>> START Material shown

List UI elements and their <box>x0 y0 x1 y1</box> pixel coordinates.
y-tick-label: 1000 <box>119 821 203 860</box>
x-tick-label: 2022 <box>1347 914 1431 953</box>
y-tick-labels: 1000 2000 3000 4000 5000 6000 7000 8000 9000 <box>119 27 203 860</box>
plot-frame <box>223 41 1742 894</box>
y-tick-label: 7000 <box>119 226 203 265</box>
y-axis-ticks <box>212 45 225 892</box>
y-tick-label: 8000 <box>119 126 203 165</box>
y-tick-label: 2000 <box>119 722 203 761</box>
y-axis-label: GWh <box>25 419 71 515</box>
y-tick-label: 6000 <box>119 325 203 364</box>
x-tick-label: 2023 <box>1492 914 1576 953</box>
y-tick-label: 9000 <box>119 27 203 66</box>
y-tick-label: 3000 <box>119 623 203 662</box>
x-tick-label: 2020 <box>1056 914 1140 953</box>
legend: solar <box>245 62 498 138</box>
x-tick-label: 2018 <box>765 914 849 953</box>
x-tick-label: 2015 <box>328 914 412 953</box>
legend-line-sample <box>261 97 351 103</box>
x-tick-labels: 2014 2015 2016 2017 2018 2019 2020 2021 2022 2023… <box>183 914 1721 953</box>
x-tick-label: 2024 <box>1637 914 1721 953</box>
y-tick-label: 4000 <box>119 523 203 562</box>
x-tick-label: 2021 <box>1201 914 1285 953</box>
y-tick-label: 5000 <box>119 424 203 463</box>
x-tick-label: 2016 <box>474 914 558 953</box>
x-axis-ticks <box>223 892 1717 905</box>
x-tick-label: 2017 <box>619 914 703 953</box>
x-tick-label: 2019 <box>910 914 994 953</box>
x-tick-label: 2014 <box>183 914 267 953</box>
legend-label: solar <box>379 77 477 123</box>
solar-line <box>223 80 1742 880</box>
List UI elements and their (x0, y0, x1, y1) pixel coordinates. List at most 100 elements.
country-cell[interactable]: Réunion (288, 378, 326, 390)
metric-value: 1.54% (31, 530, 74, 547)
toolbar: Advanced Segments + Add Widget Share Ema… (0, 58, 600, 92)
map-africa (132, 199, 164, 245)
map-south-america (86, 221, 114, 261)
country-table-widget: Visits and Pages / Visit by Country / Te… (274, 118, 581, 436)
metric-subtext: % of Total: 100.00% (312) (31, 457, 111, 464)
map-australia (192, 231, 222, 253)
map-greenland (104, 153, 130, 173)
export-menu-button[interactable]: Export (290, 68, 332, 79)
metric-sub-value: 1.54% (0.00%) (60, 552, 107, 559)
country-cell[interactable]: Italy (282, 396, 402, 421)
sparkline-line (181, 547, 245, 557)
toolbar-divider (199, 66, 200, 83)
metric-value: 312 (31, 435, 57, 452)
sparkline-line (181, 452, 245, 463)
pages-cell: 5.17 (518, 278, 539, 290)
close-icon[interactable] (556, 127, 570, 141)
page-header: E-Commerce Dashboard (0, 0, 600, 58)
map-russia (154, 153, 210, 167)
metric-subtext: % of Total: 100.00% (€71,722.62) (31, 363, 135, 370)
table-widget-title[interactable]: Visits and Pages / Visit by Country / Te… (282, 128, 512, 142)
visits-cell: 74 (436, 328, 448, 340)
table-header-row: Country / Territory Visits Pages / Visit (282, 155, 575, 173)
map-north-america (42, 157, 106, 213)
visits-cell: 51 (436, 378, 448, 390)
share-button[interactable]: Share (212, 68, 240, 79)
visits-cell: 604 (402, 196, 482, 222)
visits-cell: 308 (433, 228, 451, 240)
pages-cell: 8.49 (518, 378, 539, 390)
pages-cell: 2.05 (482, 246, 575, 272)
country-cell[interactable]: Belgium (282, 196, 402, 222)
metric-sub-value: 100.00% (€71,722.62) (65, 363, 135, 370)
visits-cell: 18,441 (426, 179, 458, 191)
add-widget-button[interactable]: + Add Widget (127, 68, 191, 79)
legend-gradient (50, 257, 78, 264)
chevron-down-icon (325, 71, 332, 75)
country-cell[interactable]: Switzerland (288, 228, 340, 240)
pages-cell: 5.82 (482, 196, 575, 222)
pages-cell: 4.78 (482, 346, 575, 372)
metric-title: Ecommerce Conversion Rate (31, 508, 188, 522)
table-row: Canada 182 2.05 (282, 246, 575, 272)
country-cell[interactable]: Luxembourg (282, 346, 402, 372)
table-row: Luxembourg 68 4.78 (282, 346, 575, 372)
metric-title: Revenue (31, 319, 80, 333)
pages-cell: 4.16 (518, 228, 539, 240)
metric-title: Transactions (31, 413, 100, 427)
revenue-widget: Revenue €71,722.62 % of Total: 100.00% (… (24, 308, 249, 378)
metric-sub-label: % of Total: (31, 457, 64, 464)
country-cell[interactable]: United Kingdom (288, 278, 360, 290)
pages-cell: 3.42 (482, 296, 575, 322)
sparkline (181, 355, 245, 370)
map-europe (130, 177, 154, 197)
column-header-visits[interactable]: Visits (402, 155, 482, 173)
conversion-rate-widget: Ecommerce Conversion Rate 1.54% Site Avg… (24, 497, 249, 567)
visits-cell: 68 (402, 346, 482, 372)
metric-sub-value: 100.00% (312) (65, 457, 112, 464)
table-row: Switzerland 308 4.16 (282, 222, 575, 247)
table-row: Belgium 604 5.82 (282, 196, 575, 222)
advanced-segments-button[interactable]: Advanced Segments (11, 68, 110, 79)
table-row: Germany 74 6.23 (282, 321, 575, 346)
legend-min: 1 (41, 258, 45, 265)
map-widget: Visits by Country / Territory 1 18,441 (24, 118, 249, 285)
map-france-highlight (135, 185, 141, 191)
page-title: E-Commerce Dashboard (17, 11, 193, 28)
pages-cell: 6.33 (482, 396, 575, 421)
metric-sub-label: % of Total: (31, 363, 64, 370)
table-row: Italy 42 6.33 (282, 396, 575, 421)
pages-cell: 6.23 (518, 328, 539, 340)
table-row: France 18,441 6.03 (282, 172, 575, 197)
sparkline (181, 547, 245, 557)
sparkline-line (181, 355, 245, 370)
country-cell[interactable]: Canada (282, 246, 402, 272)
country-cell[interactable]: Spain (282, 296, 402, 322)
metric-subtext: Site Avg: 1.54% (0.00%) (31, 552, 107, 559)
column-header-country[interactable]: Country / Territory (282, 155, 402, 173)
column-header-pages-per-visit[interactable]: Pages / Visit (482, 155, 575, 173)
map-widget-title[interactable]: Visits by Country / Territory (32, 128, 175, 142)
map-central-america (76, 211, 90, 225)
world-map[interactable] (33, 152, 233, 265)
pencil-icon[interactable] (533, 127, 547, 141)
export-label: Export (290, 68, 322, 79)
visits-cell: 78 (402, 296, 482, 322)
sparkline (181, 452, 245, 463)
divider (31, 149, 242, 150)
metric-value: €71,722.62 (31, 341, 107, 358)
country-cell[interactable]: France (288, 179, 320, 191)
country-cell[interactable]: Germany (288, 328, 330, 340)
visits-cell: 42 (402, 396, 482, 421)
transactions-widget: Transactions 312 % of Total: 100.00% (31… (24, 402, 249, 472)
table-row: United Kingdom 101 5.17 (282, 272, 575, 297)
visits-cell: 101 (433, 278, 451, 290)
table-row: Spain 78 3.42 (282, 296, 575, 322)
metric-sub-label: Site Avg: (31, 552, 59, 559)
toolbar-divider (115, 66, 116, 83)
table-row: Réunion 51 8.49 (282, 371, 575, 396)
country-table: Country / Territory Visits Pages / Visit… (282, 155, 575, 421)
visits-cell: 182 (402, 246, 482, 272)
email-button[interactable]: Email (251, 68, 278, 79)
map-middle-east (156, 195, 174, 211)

>> END Material shown

Required work |
Lay out as a numbered list the records from the first line through the line containing "country-cell[interactable]: Réunion (288, 378, 326, 390)", both included, omitting any blank lines.

Solution to the exercise |
1. List UI elements and their <box>x0 y0 x1 y1</box> pixel coordinates.
2. y-tick-label: 1000 <box>119 821 203 860</box>
3. x-tick-label: 2022 <box>1347 914 1431 953</box>
4. y-tick-labels: 1000 2000 3000 4000 5000 6000 7000 8000 9000 <box>119 27 203 860</box>
5. plot-frame <box>223 41 1742 894</box>
6. y-tick-label: 7000 <box>119 226 203 265</box>
7. y-axis-ticks <box>212 45 225 892</box>
8. y-tick-label: 8000 <box>119 126 203 165</box>
9. y-tick-label: 2000 <box>119 722 203 761</box>
10. y-axis-label: GWh <box>25 419 71 515</box>
11. y-tick-label: 6000 <box>119 325 203 364</box>
12. x-tick-label: 2023 <box>1492 914 1576 953</box>
13. y-tick-label: 9000 <box>119 27 203 66</box>
14. y-tick-label: 3000 <box>119 623 203 662</box>
15. x-tick-label: 2020 <box>1056 914 1140 953</box>
16. legend: solar <box>245 62 498 138</box>
17. x-tick-label: 2018 <box>765 914 849 953</box>
18. x-tick-label: 2015 <box>328 914 412 953</box>
19. legend-line-sample <box>261 97 351 103</box>
20. x-tick-labels: 2014 2015 2016 2017 2018 2019 2020 2021 2022 2023… <box>183 914 1721 953</box>
21. x-tick-label: 2024 <box>1637 914 1721 953</box>
22. y-tick-label: 4000 <box>119 523 203 562</box>
23. x-tick-label: 2021 <box>1201 914 1285 953</box>
24. y-tick-label: 5000 <box>119 424 203 463</box>
25. x-tick-label: 2016 <box>474 914 558 953</box>
26. x-axis-ticks <box>223 892 1717 905</box>
27. x-tick-label: 2017 <box>619 914 703 953</box>
28. x-tick-label: 2019 <box>910 914 994 953</box>
29. x-tick-label: 2014 <box>183 914 267 953</box>
30. legend-label: solar <box>379 77 477 123</box>
31. solar-line <box>223 80 1742 880</box>
32. List UI elements and their (x0, y0, x1, y1) pixel coordinates. List at most 100 elements.
33. country-cell[interactable]: Réunion (288, 378, 326, 390)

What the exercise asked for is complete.